- [Records from a collection of figures]:
※ ※ ※

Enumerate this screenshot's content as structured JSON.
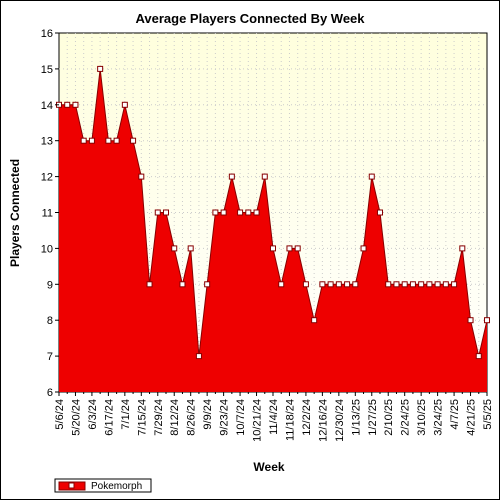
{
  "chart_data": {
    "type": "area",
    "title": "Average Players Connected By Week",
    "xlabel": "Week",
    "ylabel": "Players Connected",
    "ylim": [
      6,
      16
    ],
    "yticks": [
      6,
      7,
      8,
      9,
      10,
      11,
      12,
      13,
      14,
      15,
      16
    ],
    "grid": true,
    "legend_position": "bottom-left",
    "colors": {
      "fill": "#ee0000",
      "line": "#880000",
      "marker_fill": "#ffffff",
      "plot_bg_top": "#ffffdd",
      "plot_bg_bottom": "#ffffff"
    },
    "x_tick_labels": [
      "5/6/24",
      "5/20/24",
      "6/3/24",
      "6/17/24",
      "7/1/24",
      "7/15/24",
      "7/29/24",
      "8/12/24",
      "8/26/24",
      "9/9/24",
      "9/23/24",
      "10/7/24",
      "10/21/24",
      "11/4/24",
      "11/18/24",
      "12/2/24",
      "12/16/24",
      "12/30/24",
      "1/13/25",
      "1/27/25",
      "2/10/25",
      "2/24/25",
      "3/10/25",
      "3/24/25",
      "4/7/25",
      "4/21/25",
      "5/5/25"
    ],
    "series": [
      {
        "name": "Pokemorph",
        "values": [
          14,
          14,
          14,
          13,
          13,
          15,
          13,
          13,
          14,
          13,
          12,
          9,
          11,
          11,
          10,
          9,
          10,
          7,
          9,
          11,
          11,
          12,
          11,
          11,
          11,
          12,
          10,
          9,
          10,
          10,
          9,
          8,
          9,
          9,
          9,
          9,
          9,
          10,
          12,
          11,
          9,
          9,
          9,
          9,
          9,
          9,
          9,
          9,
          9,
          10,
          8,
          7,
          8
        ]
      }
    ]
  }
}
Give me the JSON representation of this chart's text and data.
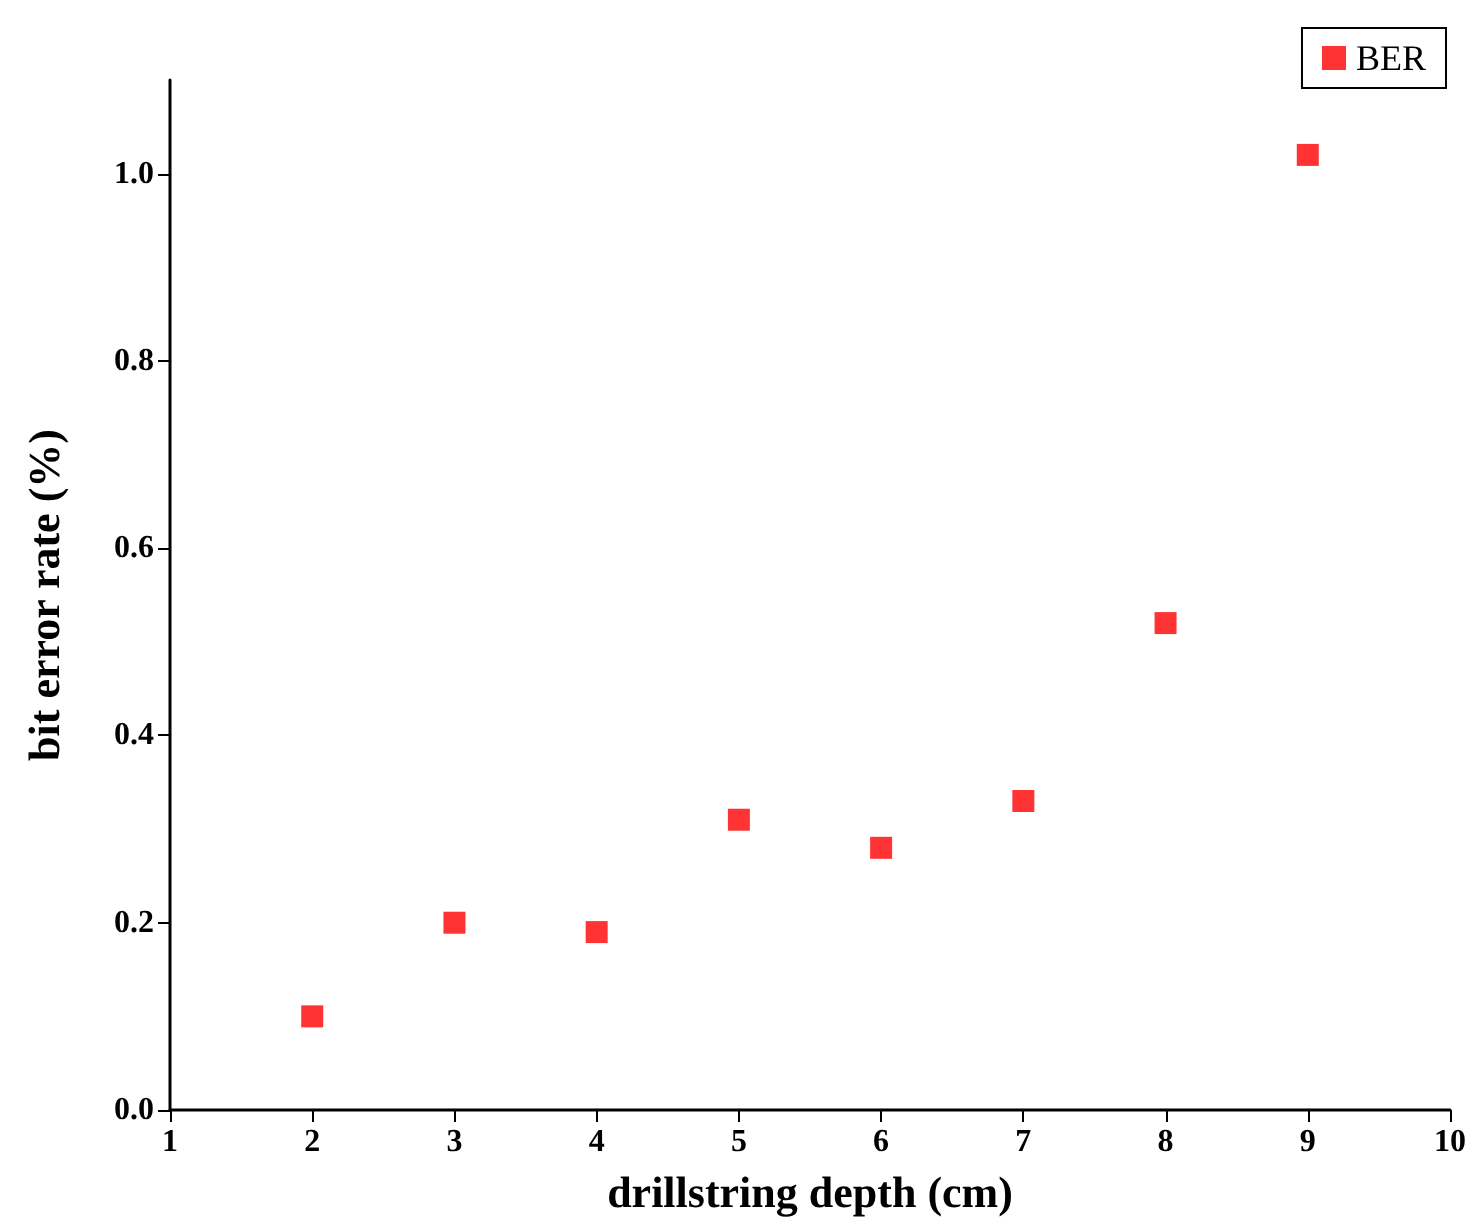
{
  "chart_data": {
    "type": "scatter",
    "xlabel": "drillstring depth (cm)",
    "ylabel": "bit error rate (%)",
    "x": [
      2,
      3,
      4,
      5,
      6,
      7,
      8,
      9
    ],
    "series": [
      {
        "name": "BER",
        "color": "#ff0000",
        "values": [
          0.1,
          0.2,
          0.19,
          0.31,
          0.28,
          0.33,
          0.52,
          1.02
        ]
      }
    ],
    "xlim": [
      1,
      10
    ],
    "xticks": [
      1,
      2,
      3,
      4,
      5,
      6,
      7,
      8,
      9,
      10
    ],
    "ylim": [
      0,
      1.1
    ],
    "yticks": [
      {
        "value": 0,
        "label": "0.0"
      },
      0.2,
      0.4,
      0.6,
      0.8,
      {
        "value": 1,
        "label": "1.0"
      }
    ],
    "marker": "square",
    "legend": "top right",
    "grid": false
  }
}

※ ※ ※

- [Task description]: Count each line of the entries that holds the word "Connected", then state the total and nothing more.

- [Exercise result]: 2